** Consigna 1 **
Resume en dos oraciones el fragmento del documento que aparece a continuación.

** Fragmento del documento **
▶
Hace ya muchas lunas, el profesor Rodríguez Adrados desgañitaba el bolígrafo en los periódicos advirtiendo del peligro de negarle utilidad social a las humanidades, que los sucesivos ministros de Educación empezaban ya a confinar en el piadoso gueto de las carreras decorativas. Por su parte, Adela Cortina demostró en un artículo relativamente reciente que las humanidades no solo han fomentado el progreso, sino que, al contrario de lo que sostienen sus detractores, contribuyen al aumento del PIB de los países.

Sospecho, no obstante, que ni estos ni otros bien ponderados escritos sirven para taladrar la piel coriácea de los planes de estudios actuales, más encaminados a crear técnicos, informáticos, trileros económicos y siervos de Amazon que a fomentar la reflexión, la sensibilidad, la empatía, el buen gusto, la ética, el juicio crítico. Nada tiene, pues, de sorprendente que las dicharacheras faltas de ortografía abunden en las respuestas de los exámenes universitarios. O que sea casi imposible recibir un wasap sin los signos de puntuación despendolados (siempre que los lleve, claro, y el mensaje no se reduzca a un pastoso galimatías de consonantes). Así las cosas, cualquier día de estos, nuestros estudiantes, a los que cierto periodismo zalamero definía años atrás como pertenecientes la generación mejor preparada, desfilarán en una procesión de carrozas pizpiretas para celebrar el día del Orgullo Ágrafo. Hay excepciones, por supuesto, pero la tendencia dominante es esta.

De tales precipicios y declives también se lamentaba Ramón Carnero. Con una congoja que era el reverso exacto de la indiferencia con que los lugareños han decidido saldar sus tradiciones, Ramón Carnero me contaba, días atrás, que este año, y van dos consecutivos, no se celebrará la vaca antrueja el Domingo Gordo de Carnaval. Ramón Carnero es algo así como el Voltaire de la comarca zamorana de Sayago. Escritor, albañil, etnógrafo y articulista sin pelos en la prosa, ha recibido amenazas por denunciar en la prensa los gatuperios, desmanes, chanchullos, trapisondas y desafueros de los caciques y políticos locales. Durante un tiempo, se sobrepuso al temor y continuó escribiendo lo que por dignidad no podía callar. Pero ya se sabe qué le aguarda a todo Rambo del periodismo: la temida y amistosa palmada en el hombro que anuncia el entierro de la sardina de tu nombre en los papeles.

Junto con otro puñado de sayagonalistas —Rocío Carrascal, Juan Antonio Panero, Esther Prada, Maribel Andrés, entre otros—, Carnero ha consagrado a su comarca lúcidos paginarios que, al principio, hubo de costearse de su propia faltriquera o recurrir al distrito portugués de Braganza para financiarlos. Porque aquí, en esta España en la que los gobernantes pocas veces invierten en cultura a menos que les asegure réditos políticos, ninguna institución pública echó un céntimo al cepillo del autor sayagués.
◀
** Entradas **
▶
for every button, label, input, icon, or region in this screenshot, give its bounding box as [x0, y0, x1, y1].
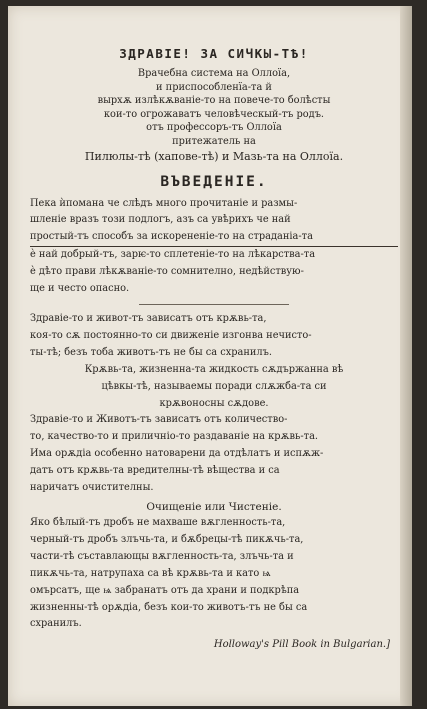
text-line: простый-тъ способъ за искорененіе-то на страданіа-та [30, 229, 398, 247]
text-line: омърсатъ, ще ѩ забранатъ отъ да храни и подкрѣпа [30, 584, 300, 596]
text-line: Яко бѣлый-тъ дробъ не махваше вѫгленность-та, [30, 516, 286, 528]
subtitle-line: Врачебна система на Оллоїа, [137, 68, 291, 79]
text-line: схранилъ. [30, 618, 82, 630]
text-line: ты-тѣ; безъ тоба животъ-тъ не бы са схранилъ. [30, 346, 272, 358]
subtitle-line: Пилюлы-тѣ (хапове-тѣ) и Мазь-та на Оллоїа. [84, 149, 344, 163]
text-line: Крѫвь-та, жизненна-та жидкость сѫдържанна вѣ [84, 363, 344, 375]
text-line: части-тѣ съставлающы вѫгленность-та, злъчь-та и [30, 550, 294, 562]
paragraph-health [30, 412, 398, 497]
text-line: цѣвкы-тѣ, называемы поради слѫжба-та си [101, 380, 327, 392]
text-line: Здравіе-то и Животъ-тъ зависатъ отъ количество- [30, 414, 288, 426]
subtitle-block [30, 67, 398, 164]
text-line: пикѫчь-та, натрупаха са вѣ крѫвь-та и като ѩ [30, 567, 271, 579]
page-title: ЗДРАВІЕ! ЗА СИЧКЫ-ТѢ! [119, 46, 309, 61]
page-edge [400, 6, 412, 706]
text-line: то, качество-то и приличніо-то раздаваніе на крѫвь-та. [30, 431, 319, 443]
text-line: Пека ѝпомана че слѣдъ много прочитаніе и размы- [30, 197, 298, 209]
text-line: наричатъ очистителны. [30, 482, 154, 494]
section-title: Очищеніе или Чистеніе. [146, 500, 282, 513]
paragraph-intro [30, 196, 398, 298]
text-line: датъ отъ крѫвь-та вредителны-тѣ вѣщества и са [30, 465, 280, 477]
text-line: Има орѫдіа особенно натоварени да отдѣлатъ и испѫж- [30, 448, 324, 460]
subtitle-line: отъ профессоръ-тъ Оллоїа [146, 122, 282, 134]
divider [139, 304, 289, 305]
paragraph-blood [30, 311, 398, 362]
subtitle-line: вырхѫ излѣкѫваніе-то на повече-то болѣсты [97, 95, 331, 107]
subtitle-line: и приспособленїа-та й [156, 81, 272, 93]
source-caption: Holloway's Pill Book in Bulgarian.] [213, 639, 390, 651]
section-heading: ВЪВЕДЕНІЕ. [160, 173, 268, 190]
document-page [8, 6, 412, 706]
text-line: ѐ най добрый-тъ, зарѥ-то сплетеніе-то на лѣкарства-та [30, 249, 316, 261]
text-line: крѫвоносны сѫдове. [159, 397, 269, 409]
text-line: шленіе вразъ този подлогъ, азъ са увѣрихъ че най [30, 214, 291, 226]
text-line: Здравіе-то и живот-тъ зависатъ отъ крѫвь-та, [30, 313, 267, 324]
text-line: черный-тъ дробъ злъчь-та, и бѫбрецы-тѣ пикѫчь-та, [30, 533, 304, 545]
paragraph-cleansing [30, 515, 398, 633]
paragraph-vessels [30, 362, 398, 413]
page-content [30, 46, 398, 650]
subtitle-line: притежатель на [172, 135, 256, 147]
text-line: ѐ дѣто прави лѣкѫваніе-то сомнително, недѣйствую- [30, 266, 304, 278]
text-line: ще и често опасно. [30, 283, 130, 295]
text-line: коя-то сѫ постоянно-то си движеніе изгонва нечисто- [30, 329, 312, 341]
text-line: жизненны-тѣ орѫдіа, безъ кои-то животъ-тъ не бы са [30, 601, 308, 613]
subtitle-line: кои-то огрожаватъ человѣческый-тъ родъ. [103, 108, 325, 120]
◀
** Consigna 2 **
Reproduce solo las entradas, desde la línea que contiene "text-line: простый-тъ способъ" hasta la que contiene "text-line: то, качество-то", ambas incluidas. Cambia "subtitle-line" por "subtitle-row" y deja todo lo demás igual.

** Solución 1 **
El fragmento sostiene que los planes de estudios actuales, orientados a formar técnicos más que a fomentar la reflexión y el juicio crítico, arrinconan las humanidades, lo que se refleja en las faltas de ortografía y en la puntuación descuidada de los estudiantes. También presenta a Ramón Carnero, escritor y etnógrafo de la comarca zamorana de Sayago, que ha recibido amenazas por denunciar a caciques y políticos locales y lamenta que por segundo año consecutivo no se celebre la vaca antrueja en Carnaval.

** Solución 2 **
text-line: простый-тъ способъ за искорененіе-то на страданіа-та [30, 229, 398, 247]
text-line: омърсатъ, ще ѩ забранатъ отъ да храни и подкрѣпа [30, 584, 300, 596]
text-line: Яко бѣлый-тъ дробъ не махваше вѫгленность-та, [30, 516, 286, 528]
subtitle-row: Врачебна система на Оллоїа, [137, 68, 291, 79]
text-line: схранилъ. [30, 618, 82, 630]
text-line: ты-тѣ; безъ тоба животъ-тъ не бы са схранилъ. [30, 346, 272, 358]
subtitle-row: Пилюлы-тѣ (хапове-тѣ) и Мазь-та на Оллоїа. [84, 149, 344, 163]
text-line: Крѫвь-та, жизненна-та жидкость сѫдържанна вѣ [84, 363, 344, 375]
text-line: части-тѣ съставлающы вѫгленность-та, злъчь-та и [30, 550, 294, 562]
paragraph-health [30, 412, 398, 497]
text-line: цѣвкы-тѣ, называемы поради слѫжба-та си [101, 380, 327, 392]
text-line: Здравіе-то и Животъ-тъ зависатъ отъ количество- [30, 414, 288, 426]
subtitle-block [30, 67, 398, 164]
text-line: пикѫчь-та, натрупаха са вѣ крѫвь-та и като ѩ [30, 567, 271, 579]
page-title: ЗДРАВІЕ! ЗА СИЧКЫ-ТѢ! [119, 46, 309, 61]
page-edge [400, 6, 412, 706]
text-line: то, качество-то и приличніо-то раздаваніе на крѫвь-та. [30, 431, 319, 443]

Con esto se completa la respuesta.